[start]

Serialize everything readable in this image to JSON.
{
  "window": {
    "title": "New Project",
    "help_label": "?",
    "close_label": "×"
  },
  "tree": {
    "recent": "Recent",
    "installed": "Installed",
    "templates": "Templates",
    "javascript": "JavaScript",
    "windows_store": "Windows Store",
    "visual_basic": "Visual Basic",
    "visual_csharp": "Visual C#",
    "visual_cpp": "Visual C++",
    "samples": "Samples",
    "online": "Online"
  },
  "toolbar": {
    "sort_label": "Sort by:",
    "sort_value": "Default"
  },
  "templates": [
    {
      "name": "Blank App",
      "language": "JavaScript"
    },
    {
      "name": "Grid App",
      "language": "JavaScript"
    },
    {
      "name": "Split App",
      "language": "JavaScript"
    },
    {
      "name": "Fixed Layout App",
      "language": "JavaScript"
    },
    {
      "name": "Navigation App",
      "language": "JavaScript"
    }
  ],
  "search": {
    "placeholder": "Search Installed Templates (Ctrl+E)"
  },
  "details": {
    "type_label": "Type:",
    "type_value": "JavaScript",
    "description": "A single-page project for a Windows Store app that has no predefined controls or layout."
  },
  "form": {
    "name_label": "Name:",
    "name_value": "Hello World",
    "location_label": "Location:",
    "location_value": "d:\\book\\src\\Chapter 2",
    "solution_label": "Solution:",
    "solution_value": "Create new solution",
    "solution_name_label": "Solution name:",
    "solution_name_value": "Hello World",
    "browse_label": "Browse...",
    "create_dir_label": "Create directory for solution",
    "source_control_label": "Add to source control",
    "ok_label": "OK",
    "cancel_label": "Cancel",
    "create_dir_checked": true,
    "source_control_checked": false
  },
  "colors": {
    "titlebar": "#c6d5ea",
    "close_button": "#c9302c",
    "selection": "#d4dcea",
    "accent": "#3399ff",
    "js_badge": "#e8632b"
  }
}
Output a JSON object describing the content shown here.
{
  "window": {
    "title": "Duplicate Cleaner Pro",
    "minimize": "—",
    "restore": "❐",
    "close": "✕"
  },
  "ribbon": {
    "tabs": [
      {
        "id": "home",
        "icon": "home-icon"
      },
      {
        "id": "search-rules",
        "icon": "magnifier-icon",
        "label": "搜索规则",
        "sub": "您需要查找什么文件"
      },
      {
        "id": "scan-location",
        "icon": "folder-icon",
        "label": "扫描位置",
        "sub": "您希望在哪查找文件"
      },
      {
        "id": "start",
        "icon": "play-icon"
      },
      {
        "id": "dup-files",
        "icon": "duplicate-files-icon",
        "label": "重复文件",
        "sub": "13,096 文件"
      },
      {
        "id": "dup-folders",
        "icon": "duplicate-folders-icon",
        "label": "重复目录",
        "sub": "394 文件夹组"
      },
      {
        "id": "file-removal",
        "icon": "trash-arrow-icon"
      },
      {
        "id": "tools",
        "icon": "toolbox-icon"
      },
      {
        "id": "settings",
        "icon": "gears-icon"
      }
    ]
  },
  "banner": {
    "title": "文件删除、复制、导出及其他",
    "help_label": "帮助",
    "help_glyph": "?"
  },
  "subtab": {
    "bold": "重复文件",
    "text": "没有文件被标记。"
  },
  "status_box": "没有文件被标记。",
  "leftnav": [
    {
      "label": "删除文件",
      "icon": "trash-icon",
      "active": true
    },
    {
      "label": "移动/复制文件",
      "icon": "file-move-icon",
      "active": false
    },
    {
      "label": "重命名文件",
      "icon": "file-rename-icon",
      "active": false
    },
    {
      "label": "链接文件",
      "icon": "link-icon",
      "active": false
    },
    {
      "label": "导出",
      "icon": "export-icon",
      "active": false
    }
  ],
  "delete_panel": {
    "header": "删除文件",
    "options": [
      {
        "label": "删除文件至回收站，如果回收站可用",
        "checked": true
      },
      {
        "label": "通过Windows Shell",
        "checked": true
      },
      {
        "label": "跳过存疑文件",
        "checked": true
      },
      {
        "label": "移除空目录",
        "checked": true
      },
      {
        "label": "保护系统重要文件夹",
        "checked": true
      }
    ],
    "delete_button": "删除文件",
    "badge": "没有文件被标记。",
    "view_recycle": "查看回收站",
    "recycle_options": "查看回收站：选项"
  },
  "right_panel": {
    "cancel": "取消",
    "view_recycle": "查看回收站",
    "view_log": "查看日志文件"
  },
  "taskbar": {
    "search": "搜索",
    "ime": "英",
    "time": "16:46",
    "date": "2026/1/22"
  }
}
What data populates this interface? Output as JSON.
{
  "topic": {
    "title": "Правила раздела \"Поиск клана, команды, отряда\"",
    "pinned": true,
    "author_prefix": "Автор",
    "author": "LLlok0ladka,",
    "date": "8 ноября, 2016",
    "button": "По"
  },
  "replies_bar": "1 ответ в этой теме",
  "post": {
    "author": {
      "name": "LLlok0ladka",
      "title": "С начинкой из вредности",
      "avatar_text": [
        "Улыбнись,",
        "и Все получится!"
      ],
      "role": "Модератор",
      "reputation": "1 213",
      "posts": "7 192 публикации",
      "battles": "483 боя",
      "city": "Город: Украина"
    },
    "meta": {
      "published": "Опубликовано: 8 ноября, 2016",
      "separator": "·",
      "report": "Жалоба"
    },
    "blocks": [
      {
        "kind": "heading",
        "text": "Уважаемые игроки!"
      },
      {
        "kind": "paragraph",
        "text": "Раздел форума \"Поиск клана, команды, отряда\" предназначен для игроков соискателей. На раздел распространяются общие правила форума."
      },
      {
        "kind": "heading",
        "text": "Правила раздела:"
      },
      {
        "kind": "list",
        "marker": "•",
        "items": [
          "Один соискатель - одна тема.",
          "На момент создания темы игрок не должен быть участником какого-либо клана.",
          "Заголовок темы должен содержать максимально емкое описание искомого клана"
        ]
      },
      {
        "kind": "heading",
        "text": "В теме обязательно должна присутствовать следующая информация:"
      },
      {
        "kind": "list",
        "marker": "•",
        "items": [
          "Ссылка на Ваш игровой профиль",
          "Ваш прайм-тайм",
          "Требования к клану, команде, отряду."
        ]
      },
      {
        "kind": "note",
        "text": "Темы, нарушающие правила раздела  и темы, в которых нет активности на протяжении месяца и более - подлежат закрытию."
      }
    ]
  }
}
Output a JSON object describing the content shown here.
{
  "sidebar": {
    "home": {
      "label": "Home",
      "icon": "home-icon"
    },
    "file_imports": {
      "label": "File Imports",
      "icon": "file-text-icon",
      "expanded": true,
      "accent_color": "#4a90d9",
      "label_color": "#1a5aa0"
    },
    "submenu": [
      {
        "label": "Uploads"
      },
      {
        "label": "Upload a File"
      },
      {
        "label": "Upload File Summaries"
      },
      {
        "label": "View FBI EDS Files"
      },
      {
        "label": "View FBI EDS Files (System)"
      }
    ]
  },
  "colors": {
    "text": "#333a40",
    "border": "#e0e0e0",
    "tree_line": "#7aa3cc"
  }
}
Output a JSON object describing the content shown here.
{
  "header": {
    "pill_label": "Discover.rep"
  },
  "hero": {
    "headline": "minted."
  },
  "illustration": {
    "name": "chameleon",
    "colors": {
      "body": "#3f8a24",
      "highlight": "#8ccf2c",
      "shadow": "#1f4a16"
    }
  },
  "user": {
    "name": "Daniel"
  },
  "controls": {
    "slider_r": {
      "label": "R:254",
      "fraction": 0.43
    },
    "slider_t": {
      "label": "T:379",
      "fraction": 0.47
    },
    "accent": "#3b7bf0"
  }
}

[end]

Problem to work on. Copy out every line of the listing that contains the string "темы".

Task output.
          "На момент создания темы игрок не должен быть участником какого-либо клана.",
          "Заголовок темы должен содержать максимально емкое описание искомого клана"
        "text": "Темы, нарушающие правила раздела  и темы, в которых нет активности на протяжении месяца и более - подлежат закрытию."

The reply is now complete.